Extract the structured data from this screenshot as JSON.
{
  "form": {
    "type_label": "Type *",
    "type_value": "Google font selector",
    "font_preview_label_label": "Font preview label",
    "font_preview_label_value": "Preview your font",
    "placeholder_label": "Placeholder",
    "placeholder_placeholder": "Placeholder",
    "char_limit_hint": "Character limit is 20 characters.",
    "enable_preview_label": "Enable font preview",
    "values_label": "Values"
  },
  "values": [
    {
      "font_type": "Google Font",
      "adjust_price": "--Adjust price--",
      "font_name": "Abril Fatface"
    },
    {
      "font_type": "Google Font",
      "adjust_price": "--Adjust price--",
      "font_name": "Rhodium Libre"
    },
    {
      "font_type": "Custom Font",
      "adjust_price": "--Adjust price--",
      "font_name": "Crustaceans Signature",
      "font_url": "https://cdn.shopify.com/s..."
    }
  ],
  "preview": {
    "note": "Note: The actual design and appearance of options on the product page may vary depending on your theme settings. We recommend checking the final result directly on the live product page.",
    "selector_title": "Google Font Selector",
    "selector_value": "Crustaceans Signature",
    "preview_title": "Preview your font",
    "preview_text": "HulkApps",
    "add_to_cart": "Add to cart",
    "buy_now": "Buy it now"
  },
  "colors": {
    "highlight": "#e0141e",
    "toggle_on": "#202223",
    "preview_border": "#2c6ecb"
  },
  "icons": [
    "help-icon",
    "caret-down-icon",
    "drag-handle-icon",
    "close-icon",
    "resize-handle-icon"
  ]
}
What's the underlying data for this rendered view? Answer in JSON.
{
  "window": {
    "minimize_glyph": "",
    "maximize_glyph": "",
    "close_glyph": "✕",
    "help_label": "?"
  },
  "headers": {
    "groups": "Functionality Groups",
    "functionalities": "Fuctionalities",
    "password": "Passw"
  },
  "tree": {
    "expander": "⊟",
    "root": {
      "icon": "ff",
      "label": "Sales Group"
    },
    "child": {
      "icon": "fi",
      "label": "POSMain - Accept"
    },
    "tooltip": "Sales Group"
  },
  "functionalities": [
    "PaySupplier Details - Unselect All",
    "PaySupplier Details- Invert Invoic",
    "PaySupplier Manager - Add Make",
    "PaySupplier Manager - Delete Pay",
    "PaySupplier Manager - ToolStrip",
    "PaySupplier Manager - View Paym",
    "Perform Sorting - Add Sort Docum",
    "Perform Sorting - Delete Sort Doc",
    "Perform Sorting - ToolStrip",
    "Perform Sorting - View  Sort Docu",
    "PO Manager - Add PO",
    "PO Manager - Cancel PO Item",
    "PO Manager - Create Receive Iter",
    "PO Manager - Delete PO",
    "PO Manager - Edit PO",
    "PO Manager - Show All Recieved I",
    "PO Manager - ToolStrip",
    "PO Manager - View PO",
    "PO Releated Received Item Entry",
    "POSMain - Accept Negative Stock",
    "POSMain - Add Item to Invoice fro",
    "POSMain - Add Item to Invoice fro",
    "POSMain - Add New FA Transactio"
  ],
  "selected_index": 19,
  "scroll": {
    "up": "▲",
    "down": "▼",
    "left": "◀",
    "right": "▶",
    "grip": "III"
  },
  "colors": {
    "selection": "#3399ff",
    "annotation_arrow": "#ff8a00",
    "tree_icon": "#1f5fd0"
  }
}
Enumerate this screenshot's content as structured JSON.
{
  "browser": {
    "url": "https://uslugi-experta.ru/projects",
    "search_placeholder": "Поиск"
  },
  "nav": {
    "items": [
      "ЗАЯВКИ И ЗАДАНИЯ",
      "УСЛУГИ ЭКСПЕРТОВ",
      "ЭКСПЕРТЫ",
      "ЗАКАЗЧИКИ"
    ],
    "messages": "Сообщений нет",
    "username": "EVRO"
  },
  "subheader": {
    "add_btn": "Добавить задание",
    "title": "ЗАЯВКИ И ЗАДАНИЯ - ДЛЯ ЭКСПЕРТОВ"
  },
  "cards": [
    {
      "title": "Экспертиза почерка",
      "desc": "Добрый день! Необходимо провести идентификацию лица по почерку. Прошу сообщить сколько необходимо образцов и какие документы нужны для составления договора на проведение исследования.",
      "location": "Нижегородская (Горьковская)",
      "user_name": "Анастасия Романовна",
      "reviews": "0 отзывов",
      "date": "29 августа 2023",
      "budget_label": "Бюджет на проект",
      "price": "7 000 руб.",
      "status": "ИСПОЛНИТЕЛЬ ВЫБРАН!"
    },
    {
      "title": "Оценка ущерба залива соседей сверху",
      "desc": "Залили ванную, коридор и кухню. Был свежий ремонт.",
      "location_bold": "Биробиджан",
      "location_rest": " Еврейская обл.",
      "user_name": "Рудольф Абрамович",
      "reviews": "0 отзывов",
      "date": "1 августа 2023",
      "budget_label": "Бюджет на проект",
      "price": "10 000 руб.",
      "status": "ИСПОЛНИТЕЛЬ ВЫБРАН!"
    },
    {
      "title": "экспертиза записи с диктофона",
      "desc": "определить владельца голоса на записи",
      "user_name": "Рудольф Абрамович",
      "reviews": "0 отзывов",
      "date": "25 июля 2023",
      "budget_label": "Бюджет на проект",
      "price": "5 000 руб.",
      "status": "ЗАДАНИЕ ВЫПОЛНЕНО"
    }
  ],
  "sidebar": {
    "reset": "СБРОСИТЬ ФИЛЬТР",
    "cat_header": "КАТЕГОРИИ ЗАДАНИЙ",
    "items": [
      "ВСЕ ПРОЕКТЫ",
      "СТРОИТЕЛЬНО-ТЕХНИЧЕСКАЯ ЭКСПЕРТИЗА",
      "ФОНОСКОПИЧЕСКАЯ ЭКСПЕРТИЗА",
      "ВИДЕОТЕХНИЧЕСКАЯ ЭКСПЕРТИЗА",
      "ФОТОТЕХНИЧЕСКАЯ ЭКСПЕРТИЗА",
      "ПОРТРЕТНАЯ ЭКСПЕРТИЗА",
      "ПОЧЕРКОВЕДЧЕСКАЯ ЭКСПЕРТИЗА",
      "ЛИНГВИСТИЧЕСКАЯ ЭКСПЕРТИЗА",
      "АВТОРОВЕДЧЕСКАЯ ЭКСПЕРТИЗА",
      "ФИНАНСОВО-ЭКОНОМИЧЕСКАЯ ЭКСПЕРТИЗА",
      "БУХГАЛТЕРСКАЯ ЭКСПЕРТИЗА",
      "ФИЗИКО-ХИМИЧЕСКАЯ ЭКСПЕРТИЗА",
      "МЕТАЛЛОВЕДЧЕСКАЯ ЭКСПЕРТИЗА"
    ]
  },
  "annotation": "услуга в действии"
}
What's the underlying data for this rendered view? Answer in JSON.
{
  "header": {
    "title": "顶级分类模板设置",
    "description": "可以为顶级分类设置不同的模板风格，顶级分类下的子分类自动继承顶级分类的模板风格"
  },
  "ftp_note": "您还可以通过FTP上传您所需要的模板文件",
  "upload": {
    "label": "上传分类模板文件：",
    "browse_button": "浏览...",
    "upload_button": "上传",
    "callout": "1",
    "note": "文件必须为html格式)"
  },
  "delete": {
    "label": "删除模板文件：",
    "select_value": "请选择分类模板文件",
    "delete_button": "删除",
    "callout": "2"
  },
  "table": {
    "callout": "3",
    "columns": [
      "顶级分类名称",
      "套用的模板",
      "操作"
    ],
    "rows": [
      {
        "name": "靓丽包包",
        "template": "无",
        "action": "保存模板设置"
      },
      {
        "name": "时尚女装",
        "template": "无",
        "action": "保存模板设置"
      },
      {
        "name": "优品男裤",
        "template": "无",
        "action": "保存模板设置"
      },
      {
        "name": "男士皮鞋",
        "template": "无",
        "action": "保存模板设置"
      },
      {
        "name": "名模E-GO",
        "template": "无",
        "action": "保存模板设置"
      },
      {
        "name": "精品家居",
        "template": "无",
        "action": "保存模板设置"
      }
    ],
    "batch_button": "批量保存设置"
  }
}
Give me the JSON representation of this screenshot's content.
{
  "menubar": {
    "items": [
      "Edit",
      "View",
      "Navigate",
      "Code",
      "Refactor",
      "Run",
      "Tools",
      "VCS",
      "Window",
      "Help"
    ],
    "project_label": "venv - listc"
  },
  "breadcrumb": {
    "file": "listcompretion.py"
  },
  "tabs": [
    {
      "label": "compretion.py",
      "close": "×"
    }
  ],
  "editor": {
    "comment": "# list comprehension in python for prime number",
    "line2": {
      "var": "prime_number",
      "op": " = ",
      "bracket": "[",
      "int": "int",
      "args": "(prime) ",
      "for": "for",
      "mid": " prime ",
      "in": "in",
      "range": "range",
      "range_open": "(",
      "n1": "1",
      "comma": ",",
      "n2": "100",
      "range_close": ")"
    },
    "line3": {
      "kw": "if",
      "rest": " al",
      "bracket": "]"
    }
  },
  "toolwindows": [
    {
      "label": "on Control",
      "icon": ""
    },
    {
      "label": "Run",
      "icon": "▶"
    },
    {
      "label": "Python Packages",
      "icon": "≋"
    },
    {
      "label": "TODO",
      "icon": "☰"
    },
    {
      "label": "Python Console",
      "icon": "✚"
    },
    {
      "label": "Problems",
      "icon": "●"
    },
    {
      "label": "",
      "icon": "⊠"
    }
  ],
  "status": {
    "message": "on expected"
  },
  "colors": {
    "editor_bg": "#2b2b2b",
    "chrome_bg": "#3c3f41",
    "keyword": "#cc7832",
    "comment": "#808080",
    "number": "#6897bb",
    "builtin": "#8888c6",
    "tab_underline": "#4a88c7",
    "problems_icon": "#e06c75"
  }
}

Task description
Copy each line above that contains the word "JSON".

Exercise answer
Extract the structured data from this screenshot as JSON.
What's the underlying data for this rendered view? Answer in JSON.
Enumerate this screenshot's content as structured JSON.
What's the underlying data for this rendered view? Answer in JSON.
Give me the JSON representation of this screenshot's content.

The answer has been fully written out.